Do this:
Identify every line containing the word "JSON" and reproduce each one.

Data section:
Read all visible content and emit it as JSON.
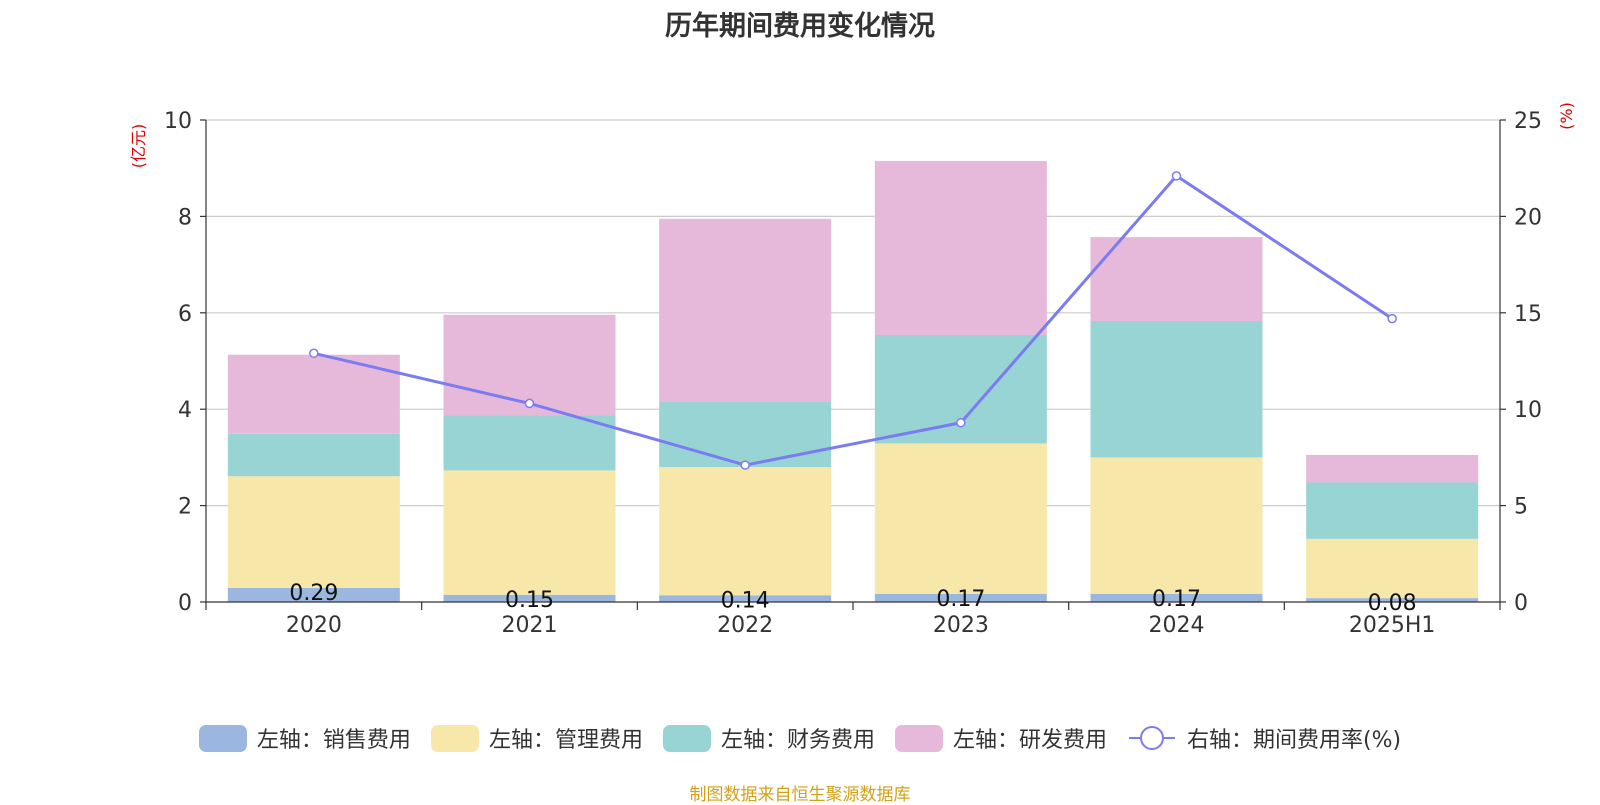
{
  "chart_data": {
    "type": "bar",
    "stacked": true,
    "title": "历年期间费用变化情况",
    "categories": [
      "2020",
      "2021",
      "2022",
      "2023",
      "2024",
      "2025H1"
    ],
    "y_left": {
      "label": "(亿元)",
      "ylim": [
        0,
        10
      ],
      "ticks": [
        "0",
        "2",
        "4",
        "6",
        "8",
        "10"
      ]
    },
    "y_right": {
      "label": "(%)",
      "ylim": [
        0,
        25
      ],
      "ticks": [
        "0",
        "5",
        "10",
        "15",
        "20",
        "25"
      ]
    },
    "grid": true,
    "legend_position": "bottom",
    "series": [
      {
        "name": "左轴：销售费用",
        "axis": "left",
        "kind": "bar",
        "color": "#9bb7e0",
        "values": [
          0.29,
          0.15,
          0.14,
          0.17,
          0.17,
          0.08
        ],
        "labels": [
          "0.29",
          "0.15",
          "0.14",
          "0.17",
          "0.17",
          "0.08"
        ]
      },
      {
        "name": "左轴：管理费用",
        "axis": "left",
        "kind": "bar",
        "color": "#f7e7a8",
        "values": [
          2.32,
          2.58,
          2.66,
          3.12,
          2.83,
          1.23
        ]
      },
      {
        "name": "左轴：财务费用",
        "axis": "left",
        "kind": "bar",
        "color": "#98d4d4",
        "values": [
          0.88,
          1.14,
          1.35,
          2.25,
          2.83,
          1.17
        ]
      },
      {
        "name": "左轴：研发费用",
        "axis": "left",
        "kind": "bar",
        "color": "#e6b8d9",
        "values": [
          1.64,
          2.09,
          3.8,
          3.61,
          1.74,
          0.57
        ]
      },
      {
        "name": "右轴：期间费用率(%)",
        "axis": "right",
        "kind": "line",
        "color": "#7b7cf0",
        "values": [
          12.9,
          10.3,
          7.1,
          9.3,
          22.1,
          14.7
        ]
      }
    ]
  },
  "source_note": "制图数据来自恒生聚源数据库"
}
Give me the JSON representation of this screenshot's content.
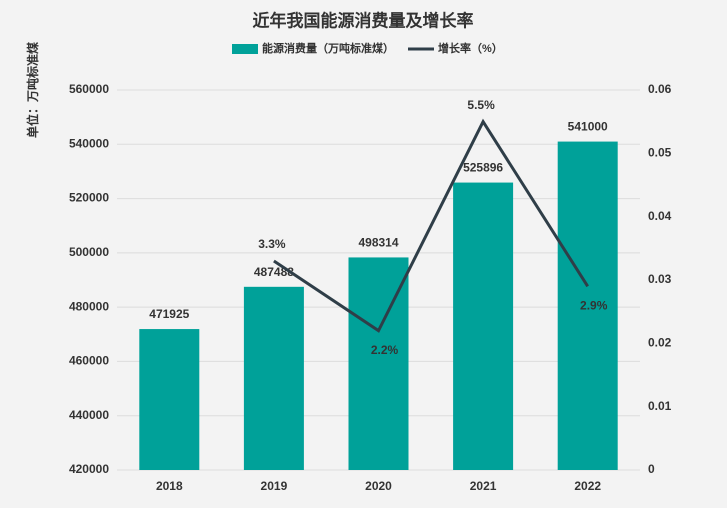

In response:
Read all visible content and emit it as JSON.
Give me the JSON representation of this screenshot's content.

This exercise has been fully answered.